What to work on: Find every line in the records below that holds the word "MERRA", and copy it out.

Provided entries:
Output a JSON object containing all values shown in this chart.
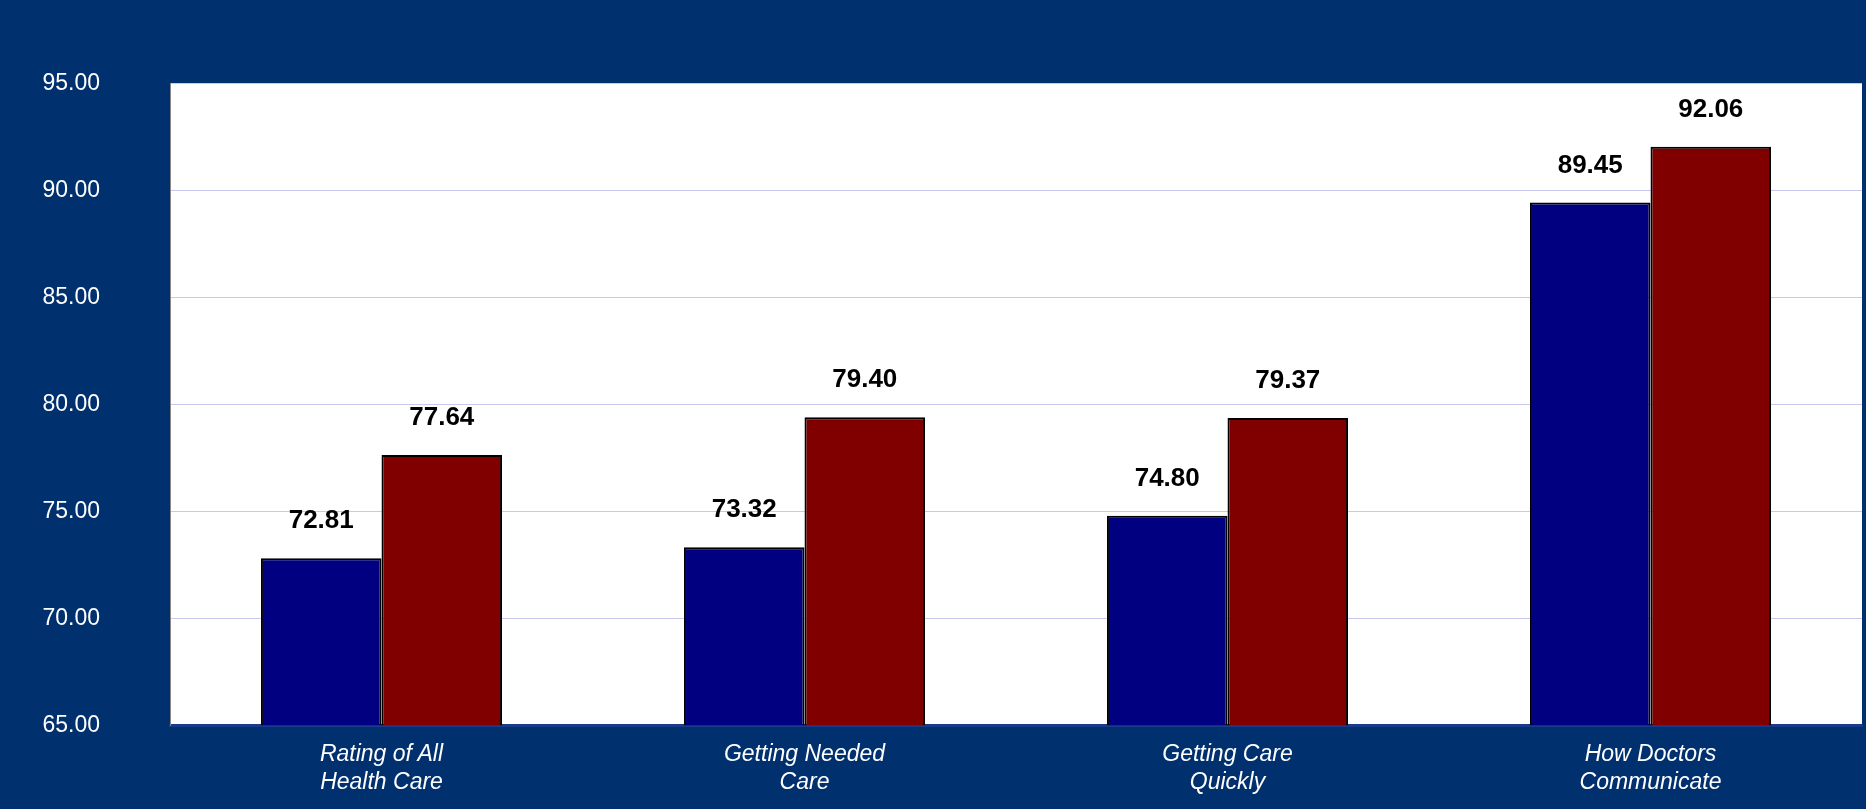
{
  "chart_data": {
    "type": "bar",
    "categories": [
      "Rating of All\nHealth Care",
      "Getting Needed\nCare",
      "Getting Care\nQuickly",
      "How Doctors\nCommunicate"
    ],
    "series": [
      {
        "color": "#000080",
        "values": [
          72.81,
          73.32,
          74.8,
          89.45
        ],
        "value_labels": [
          "72.81",
          "73.32",
          "74.80",
          "89.45"
        ]
      },
      {
        "color": "#800000",
        "values": [
          77.64,
          79.4,
          79.37,
          92.06
        ],
        "value_labels": [
          "77.64",
          "79.40",
          "79.37",
          "92.06"
        ]
      }
    ],
    "ylim": [
      65,
      95
    ],
    "yticks": [
      {
        "value": 65,
        "label": "65.00"
      },
      {
        "value": 70,
        "label": "70.00"
      },
      {
        "value": 75,
        "label": "75.00"
      },
      {
        "value": 80,
        "label": "80.00"
      },
      {
        "value": 85,
        "label": "85.00"
      },
      {
        "value": 90,
        "label": "90.00"
      },
      {
        "value": 95,
        "label": "95.00"
      }
    ],
    "grid": "y",
    "legend": false
  }
}
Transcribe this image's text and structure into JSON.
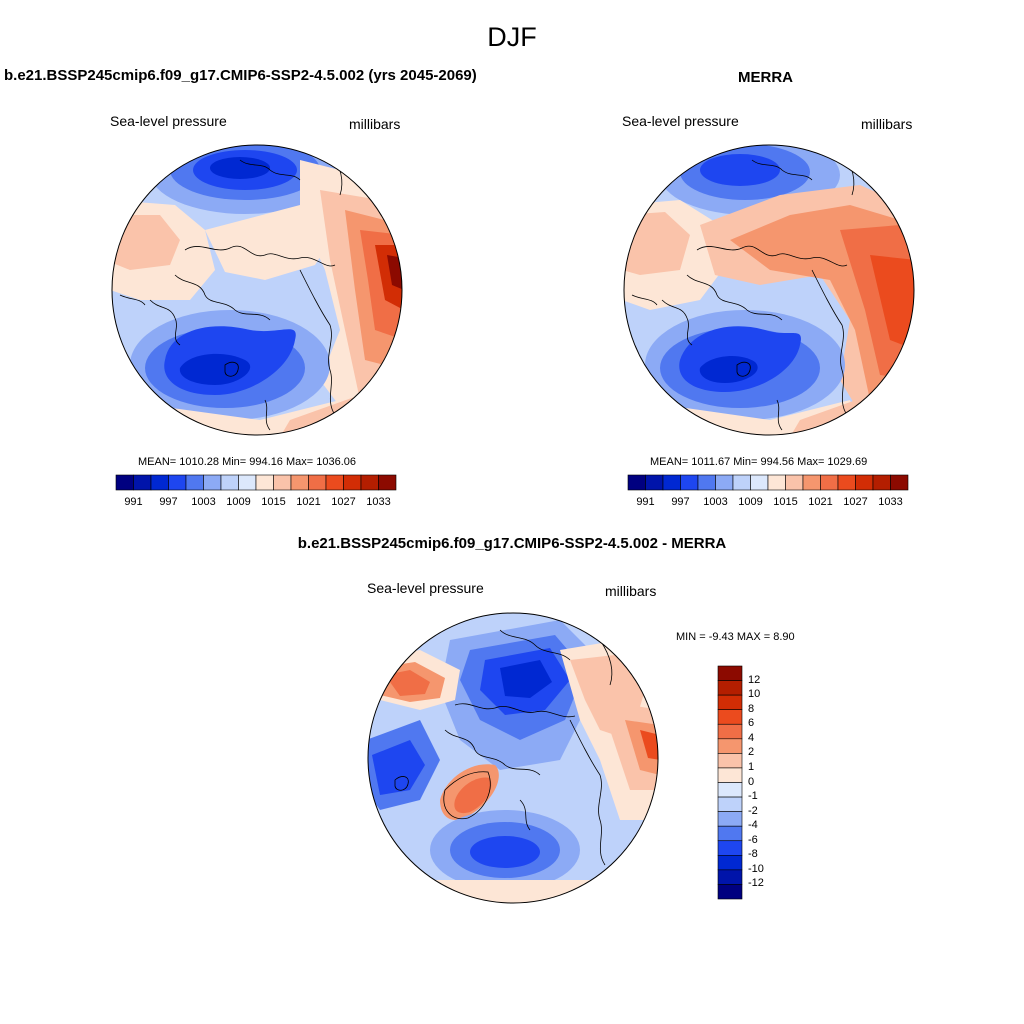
{
  "figure": {
    "title": "DJF"
  },
  "colors": {
    "levels": [
      "#000080",
      "#0014aa",
      "#0028d2",
      "#1e46f0",
      "#5078f0",
      "#8caaf5",
      "#bed2fa",
      "#dce8fc",
      "#fde6d6",
      "#fac3aa",
      "#f5966e",
      "#f06e46",
      "#eb4b1e",
      "#d22d05",
      "#b41e00",
      "#8c0a00"
    ],
    "coast": "#000000",
    "land_tint": "#f5c8b4"
  },
  "panels": [
    {
      "title": "b.e21.BSSP245cmip6.f09_g17.CMIP6-SSP2-4.5.002 (yrs 2045-2069)",
      "variable": "Sea-level pressure",
      "units": "millibars",
      "stats": "MEAN= 1010.28  Min= 994.16  Max= 1036.06",
      "colorbar_ticks": [
        "991",
        "997",
        "1003",
        "1009",
        "1015",
        "1021",
        "1027",
        "1033"
      ]
    },
    {
      "title": "MERRA",
      "variable": "Sea-level pressure",
      "units": "millibars",
      "stats": "MEAN= 1011.67  Min= 994.56  Max= 1029.69",
      "colorbar_ticks": [
        "991",
        "997",
        "1003",
        "1009",
        "1015",
        "1021",
        "1027",
        "1033"
      ]
    },
    {
      "title": "b.e21.BSSP245cmip6.f09_g17.CMIP6-SSP2-4.5.002 - MERRA",
      "variable": "Sea-level pressure",
      "units": "millibars",
      "stats": "MIN =  -9.43 MAX =   8.90",
      "colorbar_ticks": [
        "12",
        "10",
        "8",
        "6",
        "4",
        "2",
        "1",
        "0",
        "-1",
        "-2",
        "-4",
        "-6",
        "-8",
        "-10",
        "-12"
      ]
    }
  ]
}
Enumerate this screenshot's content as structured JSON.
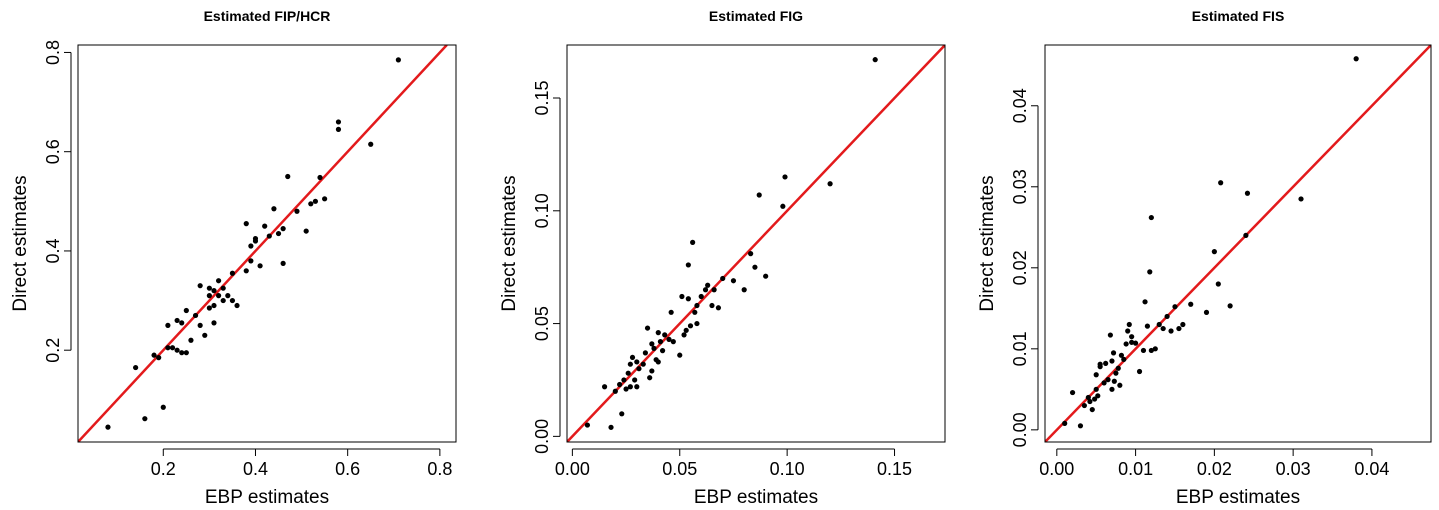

Completed task:
      "title": "MERRA",
      "title": "b.e21.BSSP245cmip6.f09_g17.CMIP6-SSP2-4.5.002 - MERRA",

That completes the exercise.